▶ GIVEN PROBLEM
Leave out the pictures and transcribe the rest of the records exactly.

▶ LISTED RECORDS
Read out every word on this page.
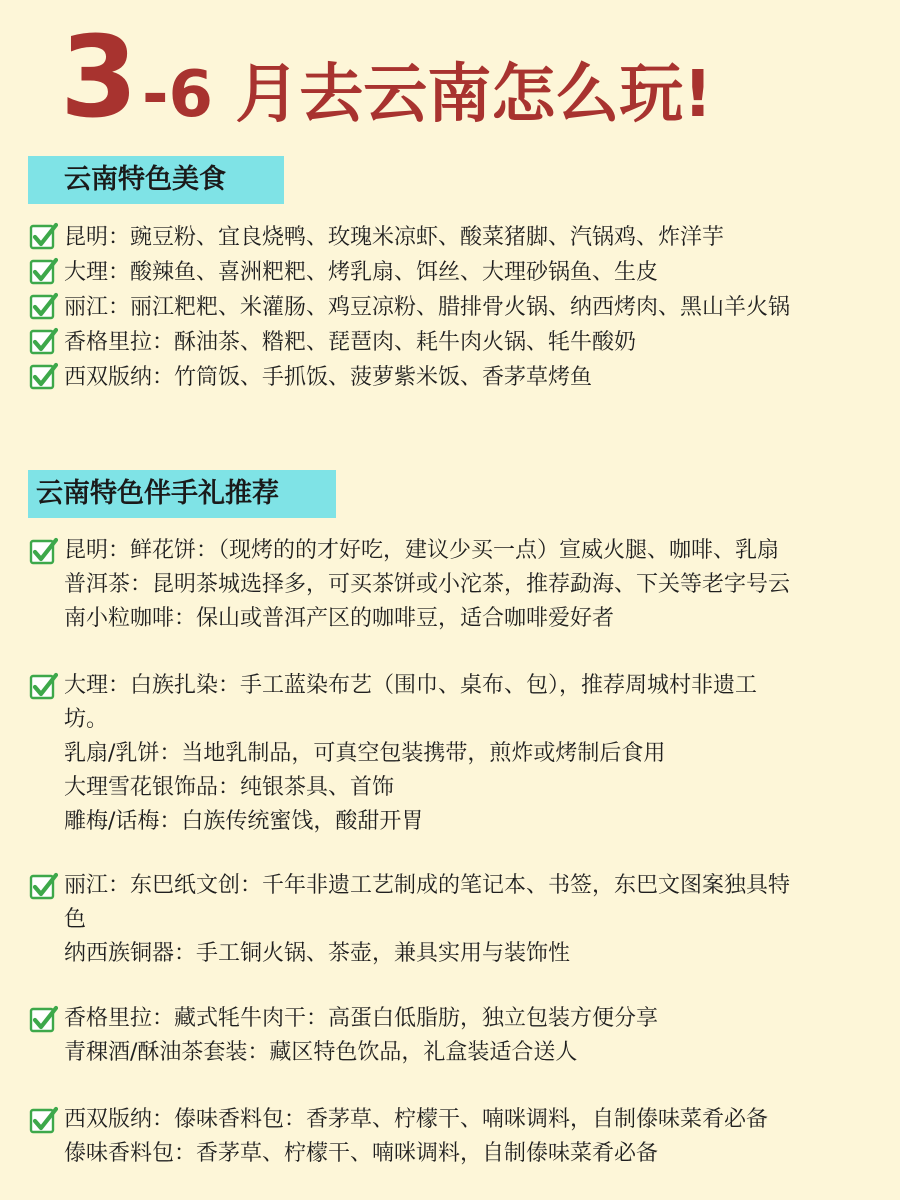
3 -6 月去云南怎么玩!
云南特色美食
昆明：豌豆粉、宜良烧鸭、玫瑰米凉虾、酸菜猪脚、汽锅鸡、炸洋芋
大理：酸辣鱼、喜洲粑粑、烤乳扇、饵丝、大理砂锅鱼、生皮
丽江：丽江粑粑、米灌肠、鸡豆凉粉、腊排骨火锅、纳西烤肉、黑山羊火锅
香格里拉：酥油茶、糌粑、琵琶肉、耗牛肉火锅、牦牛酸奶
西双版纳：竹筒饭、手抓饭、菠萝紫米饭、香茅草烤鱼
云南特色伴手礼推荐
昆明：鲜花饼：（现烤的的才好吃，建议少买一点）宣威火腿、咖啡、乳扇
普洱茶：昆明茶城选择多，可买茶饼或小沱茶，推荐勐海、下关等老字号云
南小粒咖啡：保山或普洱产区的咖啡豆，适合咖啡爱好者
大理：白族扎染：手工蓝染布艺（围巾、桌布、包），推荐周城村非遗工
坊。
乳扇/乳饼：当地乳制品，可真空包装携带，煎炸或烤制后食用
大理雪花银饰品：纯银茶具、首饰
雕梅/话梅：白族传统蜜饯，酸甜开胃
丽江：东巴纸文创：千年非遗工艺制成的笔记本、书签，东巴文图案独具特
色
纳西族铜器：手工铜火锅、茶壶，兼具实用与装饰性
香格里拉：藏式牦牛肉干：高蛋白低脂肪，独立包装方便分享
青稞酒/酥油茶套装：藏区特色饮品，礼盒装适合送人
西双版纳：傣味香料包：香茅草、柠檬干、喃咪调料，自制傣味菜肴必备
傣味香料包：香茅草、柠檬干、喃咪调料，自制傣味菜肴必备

▶ ANSWER FOR THIS EXERCISE
Read out every word on this page.
3 -6 月去云南怎么玩!
云南特色美食
昆明：豌豆粉、宜良烧鸭、玫瑰米凉虾、酸菜猪脚、汽锅鸡、炸洋芋
大理：酸辣鱼、喜洲粑粑、烤乳扇、饵丝、大理砂锅鱼、生皮
丽江：丽江粑粑、米灌肠、鸡豆凉粉、腊排骨火锅、纳西烤肉、黑山羊火锅
香格里拉：酥油茶、糌粑、琵琶肉、耗牛肉火锅、牦牛酸奶
西双版纳：竹筒饭、手抓饭、菠萝紫米饭、香茅草烤鱼
云南特色伴手礼推荐
昆明：鲜花饼：（现烤的的才好吃，建议少买一点）宣威火腿、咖啡、乳扇
普洱茶：昆明茶城选择多，可买茶饼或小沱茶，推荐勐海、下关等老字号云
南小粒咖啡：保山或普洱产区的咖啡豆，适合咖啡爱好者
大理：白族扎染：手工蓝染布艺（围巾、桌布、包），推荐周城村非遗工
坊。
乳扇/乳饼：当地乳制品，可真空包装携带，煎炸或烤制后食用
大理雪花银饰品：纯银茶具、首饰
雕梅/话梅：白族传统蜜饯，酸甜开胃
丽江：东巴纸文创：千年非遗工艺制成的笔记本、书签，东巴文图案独具特
色
纳西族铜器：手工铜火锅、茶壶，兼具实用与装饰性
香格里拉：藏式牦牛肉干：高蛋白低脂肪，独立包装方便分享
青稞酒/酥油茶套装：藏区特色饮品，礼盒装适合送人
西双版纳：傣味香料包：香茅草、柠檬干、喃咪调料，自制傣味菜肴必备
傣味香料包：香茅草、柠檬干、喃咪调料，自制傣味菜肴必备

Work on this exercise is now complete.